[Begin DATA PROVIDED]

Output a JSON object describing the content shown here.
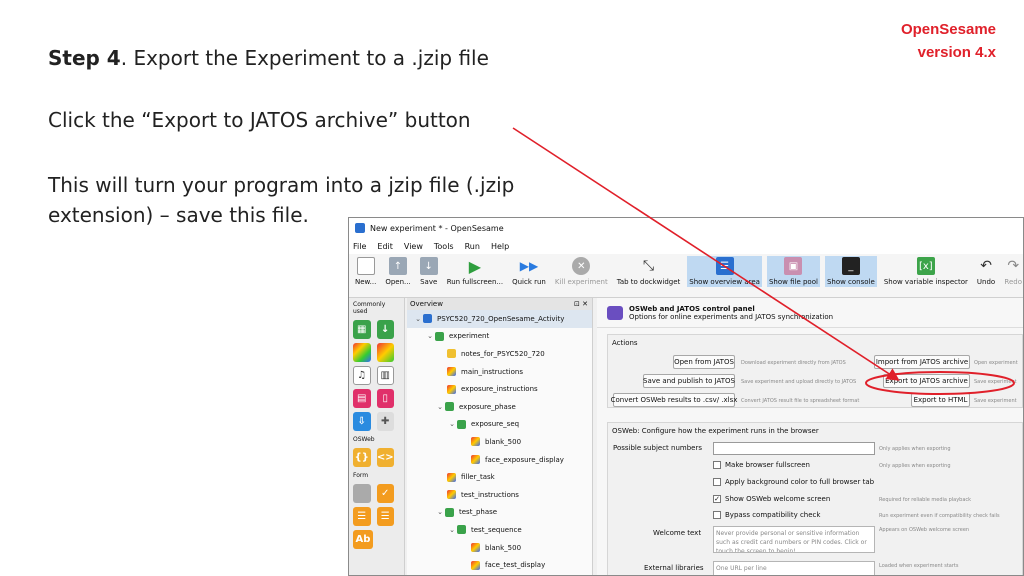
{
  "brand": {
    "line1": "OpenSesame",
    "line2": "version 4.x"
  },
  "slide": {
    "step_bold": "Step 4",
    "step_rest": ". Export the Experiment to a .jzip file",
    "instruction": "Click the “Export to JATOS archive” button",
    "note": "This will turn your program into a jzip file (.jzip extension) – save this file."
  },
  "window": {
    "title": "New experiment * - OpenSesame",
    "menu": [
      "File",
      "Edit",
      "View",
      "Tools",
      "Run",
      "Help"
    ],
    "toolbar": [
      "New...",
      "Open...",
      "Save",
      "Run fullscreen...",
      "Quick run",
      "Kill experiment",
      "Tab to dockwidget",
      "Show overview area",
      "Show file pool",
      "Show console",
      "Show variable inspector",
      "Undo",
      "Redo"
    ]
  },
  "palette": {
    "commonly_used": "Commonly used",
    "osweb": "OSWeb",
    "form": "Form"
  },
  "overview": {
    "title": "Overview",
    "items": [
      "PSYC520_720_OpenSesame_Activity",
      "experiment",
      "notes_for_PSYC520_720",
      "main_instructions",
      "exposure_instructions",
      "exposure_phase",
      "exposure_seq",
      "blank_500",
      "face_exposure_display",
      "filler_task",
      "test_instructions",
      "test_phase",
      "test_sequence",
      "blank_500",
      "face_test_display"
    ]
  },
  "panel": {
    "title": "OSWeb and JATOS control panel",
    "subtitle": "Options for online experiments and JATOS synchronization",
    "actions_label": "Actions",
    "open_jatos": "Open from JATOS",
    "open_jatos_hint": "Download experiment directly from JATOS",
    "save_publish": "Save and publish to JATOS",
    "save_publish_hint": "Save experiment and upload directly to JATOS",
    "convert": "Convert OSWeb results to .csv/ .xlsx",
    "convert_hint": "Convert JATOS result file to spreadsheet format",
    "import_jatos": "Import from JATOS archive",
    "import_hint": "Open experiment",
    "export_jatos": "Export to JATOS archive",
    "export_hint": "Save experiment",
    "export_html": "Export to HTML",
    "export_html_hint": "Save experiment",
    "osweb_label": "OSWeb: Configure how the experiment runs in the browser",
    "subject_numbers": "Possible subject numbers",
    "subject_hint": "Only applies when exporting",
    "fullscreen": "Make browser fullscreen",
    "fullscreen_hint": "Only applies when exporting",
    "bg_color": "Apply background color to full browser tab",
    "welcome_screen": "Show OSWeb welcome screen",
    "welcome_screen_hint": "Required for reliable media playback",
    "bypass": "Bypass compatibility check",
    "bypass_hint": "Run experiment even if compatibility check fails",
    "welcome_text_label": "Welcome text",
    "welcome_text": "Never provide personal or sensitive information such as credit card numbers or PIN codes. Click or touch the screen to begin!",
    "welcome_text_hint": "Appears on OSWeb welcome screen",
    "external_label": "External libraries",
    "external_placeholder": "One URL per line",
    "external_hint": "Loaded when experiment starts"
  },
  "colors": {
    "brand_red": "#e0202a",
    "selection_blue": "#bfd9f2"
  }
}
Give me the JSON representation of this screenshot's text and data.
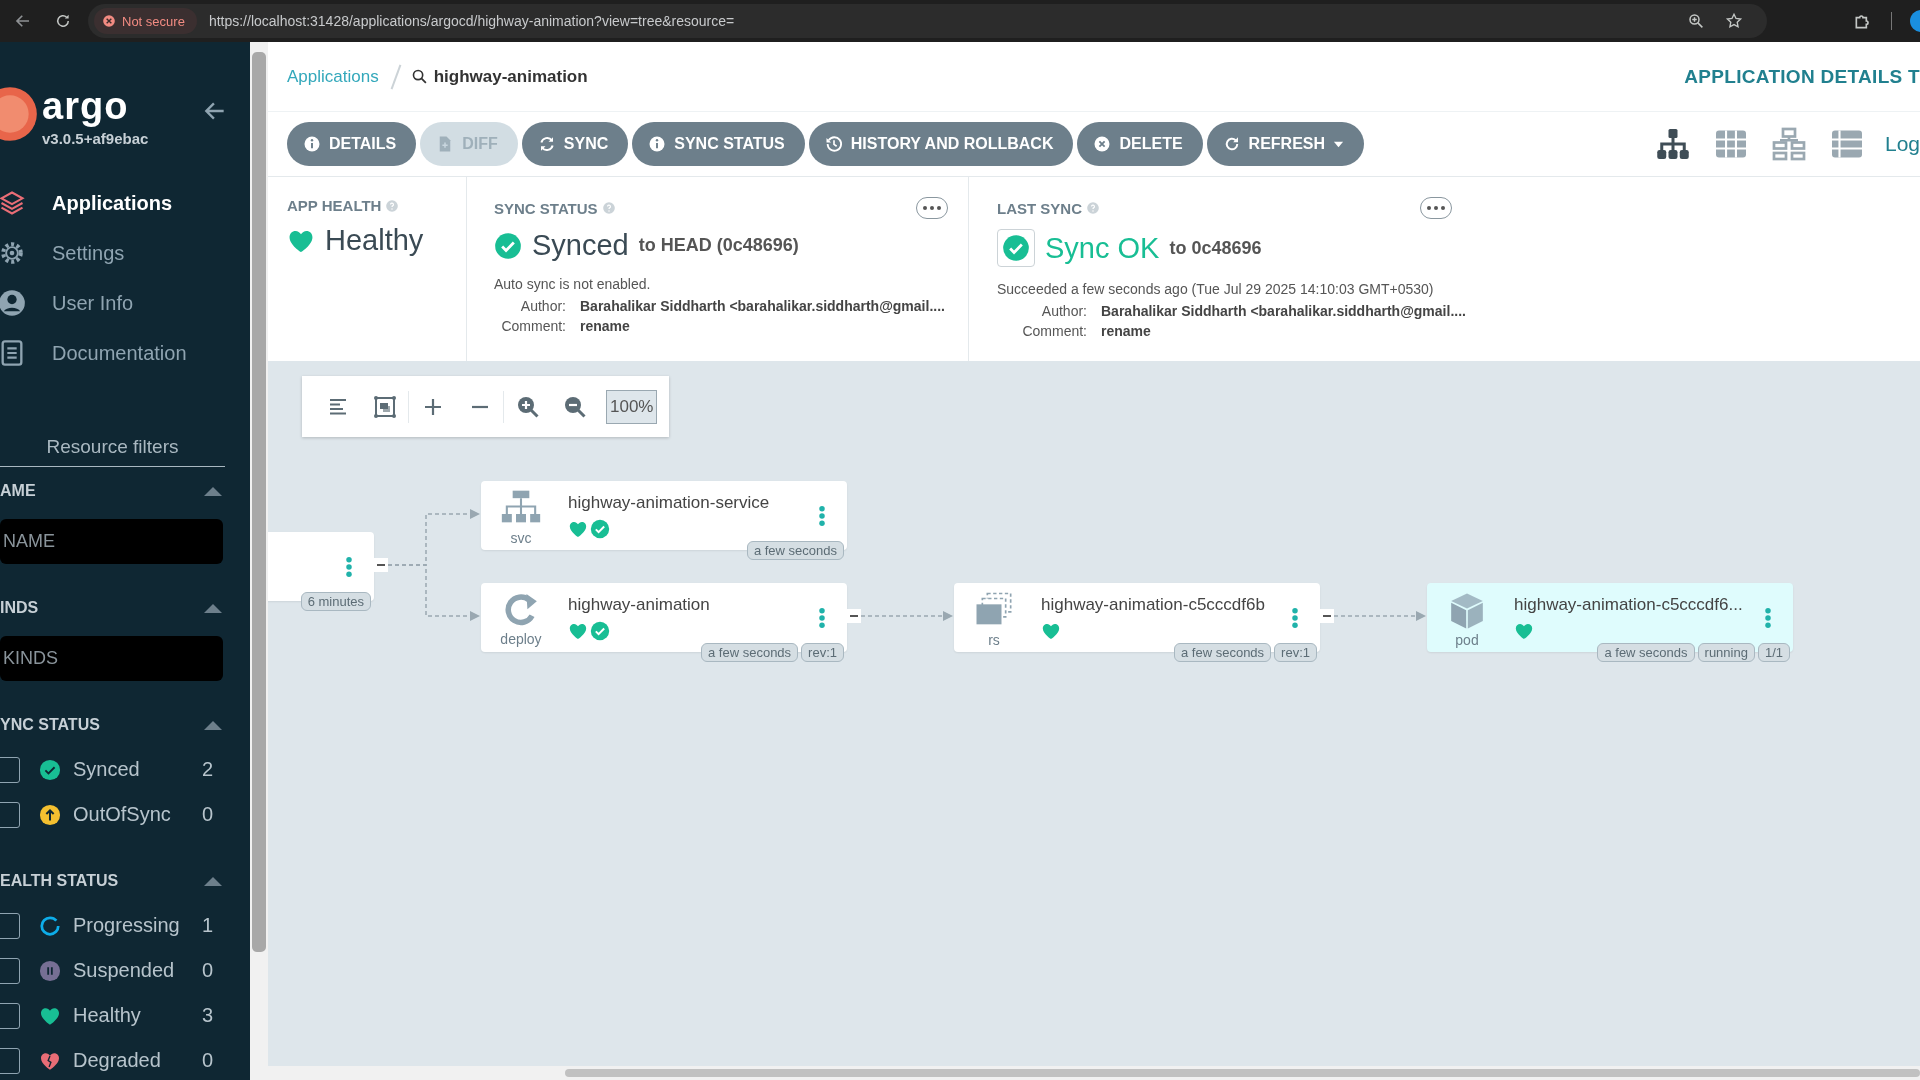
{
  "browser": {
    "security": "Not secure",
    "url": "https://localhost:31428/applications/argocd/highway-animation?view=tree&resource="
  },
  "sidebar": {
    "logo": "argo",
    "version": "v3.0.5+af9ebac",
    "nav": [
      {
        "label": "Applications",
        "kind": "layers",
        "selected": true
      },
      {
        "label": "Settings",
        "kind": "gear",
        "selected": false
      },
      {
        "label": "User Info",
        "kind": "user",
        "selected": false
      },
      {
        "label": "Documentation",
        "kind": "doc",
        "selected": false
      }
    ],
    "filters_title": "Resource filters",
    "filters": [
      {
        "kind": "input",
        "title": "AME",
        "placeholder": "NAME"
      },
      {
        "kind": "input",
        "title": "INDS",
        "placeholder": "KINDS"
      },
      {
        "kind": "checklist",
        "title": "YNC STATUS",
        "items": [
          {
            "label": "Synced",
            "count": "2",
            "kind": "synced",
            "checked": false
          },
          {
            "label": "OutOfSync",
            "count": "0",
            "kind": "outofsync",
            "checked": false
          }
        ]
      },
      {
        "kind": "checklist",
        "title": "EALTH STATUS",
        "items": [
          {
            "label": "Progressing",
            "count": "1",
            "kind": "progressing",
            "checked": false
          },
          {
            "label": "Suspended",
            "count": "0",
            "kind": "suspended",
            "checked": false
          },
          {
            "label": "Healthy",
            "count": "3",
            "kind": "healthy",
            "checked": false
          },
          {
            "label": "Degraded",
            "count": "0",
            "kind": "degraded",
            "checked": false
          }
        ]
      }
    ]
  },
  "breadcrumb": {
    "parent": "Applications",
    "current": "highway-animation"
  },
  "page_title": "APPLICATION DETAILS T",
  "actions": [
    {
      "label": "DETAILS",
      "kind": "info",
      "disabled": false,
      "dropdown": false
    },
    {
      "label": "DIFF",
      "kind": "file",
      "disabled": true,
      "dropdown": false
    },
    {
      "label": "SYNC",
      "kind": "sync",
      "disabled": false,
      "dropdown": false
    },
    {
      "label": "SYNC STATUS",
      "kind": "info",
      "disabled": false,
      "dropdown": false
    },
    {
      "label": "HISTORY AND ROLLBACK",
      "kind": "history",
      "disabled": false,
      "dropdown": false
    },
    {
      "label": "DELETE",
      "kind": "cancel",
      "disabled": false,
      "dropdown": false
    },
    {
      "label": "REFRESH",
      "kind": "refresh",
      "disabled": false,
      "dropdown": true
    }
  ],
  "views": [
    {
      "kind": "tree",
      "selected": true
    },
    {
      "kind": "grid",
      "selected": false
    },
    {
      "kind": "network",
      "selected": false
    },
    {
      "kind": "list",
      "selected": false
    }
  ],
  "log_link": "Log",
  "status": [
    {
      "kind": "health",
      "title": "APP HEALTH",
      "status": "Healthy"
    },
    {
      "kind": "sync",
      "title": "SYNC STATUS",
      "status": "Synced",
      "target": "to HEAD (0c48696)",
      "note": "Auto sync is not enabled.",
      "details": [
        {
          "label": "Author:",
          "value": "Barahalikar Siddharth <barahalikar.siddharth@gmail...."
        },
        {
          "label": "Comment:",
          "value": "rename"
        }
      ]
    },
    {
      "kind": "operation",
      "title": "LAST SYNC",
      "status": "Sync OK",
      "target": "to 0c48696",
      "note": "Succeeded a few seconds ago (Tue Jul 29 2025 14:10:03 GMT+0530)",
      "details": [
        {
          "label": "Author:",
          "value": "Barahalikar Siddharth <barahalikar.siddharth@gmail...."
        },
        {
          "label": "Comment:",
          "value": "rename"
        }
      ]
    }
  ],
  "graph": {
    "zoom": "100%",
    "root": {
      "selected": false,
      "tags": [
        "6 minutes"
      ],
      "children": [
        {
          "kind": "service",
          "name": "highway-animation-service",
          "type_label": "svc",
          "healthy": true,
          "synced": true,
          "selected": false,
          "tags": [
            "a few seconds"
          ]
        },
        {
          "kind": "deployment",
          "name": "highway-animation",
          "type_label": "deploy",
          "healthy": true,
          "synced": true,
          "selected": false,
          "tags": [
            "a few seconds",
            "rev:1"
          ],
          "children": [
            {
              "kind": "replicaset",
              "name": "highway-animation-c5cccdf6b",
              "type_label": "rs",
              "healthy": true,
              "selected": false,
              "tags": [
                "a few seconds",
                "rev:1"
              ],
              "children": [
                {
                  "kind": "pod",
                  "name": "highway-animation-c5cccdf6...",
                  "type_label": "pod",
                  "healthy": true,
                  "selected": true,
                  "tags": [
                    "a few seconds",
                    "running",
                    "1/1"
                  ]
                }
              ]
            }
          ]
        }
      ]
    }
  }
}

[End DATA PROVIDED]

- [YOUR TASK]: Copy the material above in full and exactly, skipping pictures.

- [THE COMPLETED TASK]:
Output a JSON object describing the content shown here.
{
  "brand": {
    "line1": "OpenSesame",
    "line2": "version 4.x"
  },
  "slide": {
    "step_bold": "Step 4",
    "step_rest": ". Export the Experiment to a .jzip file",
    "instruction": "Click the “Export to JATOS archive” button",
    "note": "This will turn your program into a jzip file (.jzip extension) – save this file."
  },
  "window": {
    "title": "New experiment * - OpenSesame",
    "menu": [
      "File",
      "Edit",
      "View",
      "Tools",
      "Run",
      "Help"
    ],
    "toolbar": [
      "New...",
      "Open...",
      "Save",
      "Run fullscreen...",
      "Quick run",
      "Kill experiment",
      "Tab to dockwidget",
      "Show overview area",
      "Show file pool",
      "Show console",
      "Show variable inspector",
      "Undo",
      "Redo"
    ]
  },
  "palette": {
    "commonly_used": "Commonly used",
    "osweb": "OSWeb",
    "form": "Form"
  },
  "overview": {
    "title": "Overview",
    "items": [
      "PSYC520_720_OpenSesame_Activity",
      "experiment",
      "notes_for_PSYC520_720",
      "main_instructions",
      "exposure_instructions",
      "exposure_phase",
      "exposure_seq",
      "blank_500",
      "face_exposure_display",
      "filler_task",
      "test_instructions",
      "test_phase",
      "test_sequence",
      "blank_500",
      "face_test_display"
    ]
  },
  "panel": {
    "title": "OSWeb and JATOS control panel",
    "subtitle": "Options for online experiments and JATOS synchronization",
    "actions_label": "Actions",
    "open_jatos": "Open from JATOS",
    "open_jatos_hint": "Download experiment directly from JATOS",
    "save_publish": "Save and publish to JATOS",
    "save_publish_hint": "Save experiment and upload directly to JATOS",
    "convert": "Convert OSWeb results to .csv/ .xlsx",
    "convert_hint": "Convert JATOS result file to spreadsheet format",
    "import_jatos": "Import from JATOS archive",
    "import_hint": "Open experiment",
    "export_jatos": "Export to JATOS archive",
    "export_hint": "Save experiment",
    "export_html": "Export to HTML",
    "export_html_hint": "Save experiment",
    "osweb_label": "OSWeb: Configure how the experiment runs in the browser",
    "subject_numbers": "Possible subject numbers",
    "subject_hint": "Only applies when exporting",
    "fullscreen": "Make browser fullscreen",
    "fullscreen_hint": "Only applies when exporting",
    "bg_color": "Apply background color to full browser tab",
    "welcome_screen": "Show OSWeb welcome screen",
    "welcome_screen_hint": "Required for reliable media playback",
    "bypass": "Bypass compatibility check",
    "bypass_hint": "Run experiment even if compatibility check fails",
    "welcome_text_label": "Welcome text",
    "welcome_text": "Never provide personal or sensitive information such as credit card numbers or PIN codes. Click or touch the screen to begin!",
    "welcome_text_hint": "Appears on OSWeb welcome screen",
    "external_label": "External libraries",
    "external_placeholder": "One URL per line",
    "external_hint": "Loaded when experiment starts"
  },
  "colors": {
    "brand_red": "#e0202a",
    "selection_blue": "#bfd9f2"
  }
}
Give me the JSON representation of this screenshot's text and data.
{
  "browser": {
    "security": "Not secure",
    "url": "https://localhost:31428/applications/argocd/highway-animation?view=tree&resource="
  },
  "sidebar": {
    "logo": "argo",
    "version": "v3.0.5+af9ebac",
    "nav": [
      {
        "label": "Applications",
        "kind": "layers",
        "selected": true
      },
      {
        "label": "Settings",
        "kind": "gear",
        "selected": false
      },
      {
        "label": "User Info",
        "kind": "user",
        "selected": false
      },
      {
        "label": "Documentation",
        "kind": "doc",
        "selected": false
      }
    ],
    "filters_title": "Resource filters",
    "filters": [
      {
        "kind": "input",
        "title": "AME",
        "placeholder": "NAME"
      },
      {
        "kind": "input",
        "title": "INDS",
        "placeholder": "KINDS"
      },
      {
        "kind": "checklist",
        "title": "YNC STATUS",
        "items": [
          {
            "label": "Synced",
            "count": "2",
            "kind": "synced",
            "checked": false
          },
          {
            "label": "OutOfSync",
            "count": "0",
            "kind": "outofsync",
            "checked": false
          }
        ]
      },
      {
        "kind": "checklist",
        "title": "EALTH STATUS",
        "items": [
          {
            "label": "Progressing",
            "count": "1",
            "kind": "progressing",
            "checked": false
          },
          {
            "label": "Suspended",
            "count": "0",
            "kind": "suspended",
            "checked": false
          },
          {
            "label": "Healthy",
            "count": "3",
            "kind": "healthy",
            "checked": false
          },
          {
            "label": "Degraded",
            "count": "0",
            "kind": "degraded",
            "checked": false
          }
        ]
      }
    ]
  },
  "breadcrumb": {
    "parent": "Applications",
    "current": "highway-animation"
  },
  "page_title": "APPLICATION DETAILS T",
  "actions": [
    {
      "label": "DETAILS",
      "kind": "info",
      "disabled": false,
      "dropdown": false
    },
    {
      "label": "DIFF",
      "kind": "file",
      "disabled": true,
      "dropdown": false
    },
    {
      "label": "SYNC",
      "kind": "sync",
      "disabled": false,
      "dropdown": false
    },
    {
      "label": "SYNC STATUS",
      "kind": "info",
      "disabled": false,
      "dropdown": false
    },
    {
      "label": "HISTORY AND ROLLBACK",
      "kind": "history",
      "disabled": false,
      "dropdown": false
    },
    {
      "label": "DELETE",
      "kind": "cancel",
      "disabled": false,
      "dropdown": false
    },
    {
      "label": "REFRESH",
      "kind": "refresh",
      "disabled": false,
      "dropdown": true
    }
  ],
  "views": [
    {
      "kind": "tree",
      "selected": true
    },
    {
      "kind": "grid",
      "selected": false
    },
    {
      "kind": "network",
      "selected": false
    },
    {
      "kind": "list",
      "selected": false
    }
  ],
  "log_link": "Log",
  "status": [
    {
      "kind": "health",
      "title": "APP HEALTH",
      "status": "Healthy"
    },
    {
      "kind": "sync",
      "title": "SYNC STATUS",
      "status": "Synced",
      "target": "to HEAD (0c48696)",
      "note": "Auto sync is not enabled.",
      "details": [
        {
          "label": "Author:",
          "value": "Barahalikar Siddharth <barahalikar.siddharth@gmail...."
        },
        {
          "label": "Comment:",
          "value": "rename"
        }
      ]
    },
    {
      "kind": "operation",
      "title": "LAST SYNC",
      "status": "Sync OK",
      "target": "to 0c48696",
      "note": "Succeeded a few seconds ago (Tue Jul 29 2025 14:10:03 GMT+0530)",
      "details": [
        {
          "label": "Author:",
          "value": "Barahalikar Siddharth <barahalikar.siddharth@gmail...."
        },
        {
          "label": "Comment:",
          "value": "rename"
        }
      ]
    }
  ],
  "graph": {
    "zoom": "100%",
    "root": {
      "selected": false,
      "tags": [
        "6 minutes"
      ],
      "children": [
        {
          "kind": "service",
          "name": "highway-animation-service",
          "type_label": "svc",
          "healthy": true,
          "synced": true,
          "selected": false,
          "tags": [
            "a few seconds"
          ]
        },
        {
          "kind": "deployment",
          "name": "highway-animation",
          "type_label": "deploy",
          "healthy": true,
          "synced": true,
          "selected": false,
          "tags": [
            "a few seconds",
            "rev:1"
          ],
          "children": [
            {
              "kind": "replicaset",
              "name": "highway-animation-c5cccdf6b",
              "type_label": "rs",
              "healthy": true,
              "selected": false,
              "tags": [
                "a few seconds",
                "rev:1"
              ],
              "children": [
                {
                  "kind": "pod",
                  "name": "highway-animation-c5cccdf6...",
                  "type_label": "pod",
                  "healthy": true,
                  "selected": true,
                  "tags": [
                    "a few seconds",
                    "running",
                    "1/1"
                  ]
                }
              ]
            }
          ]
        }
      ]
    }
  }
}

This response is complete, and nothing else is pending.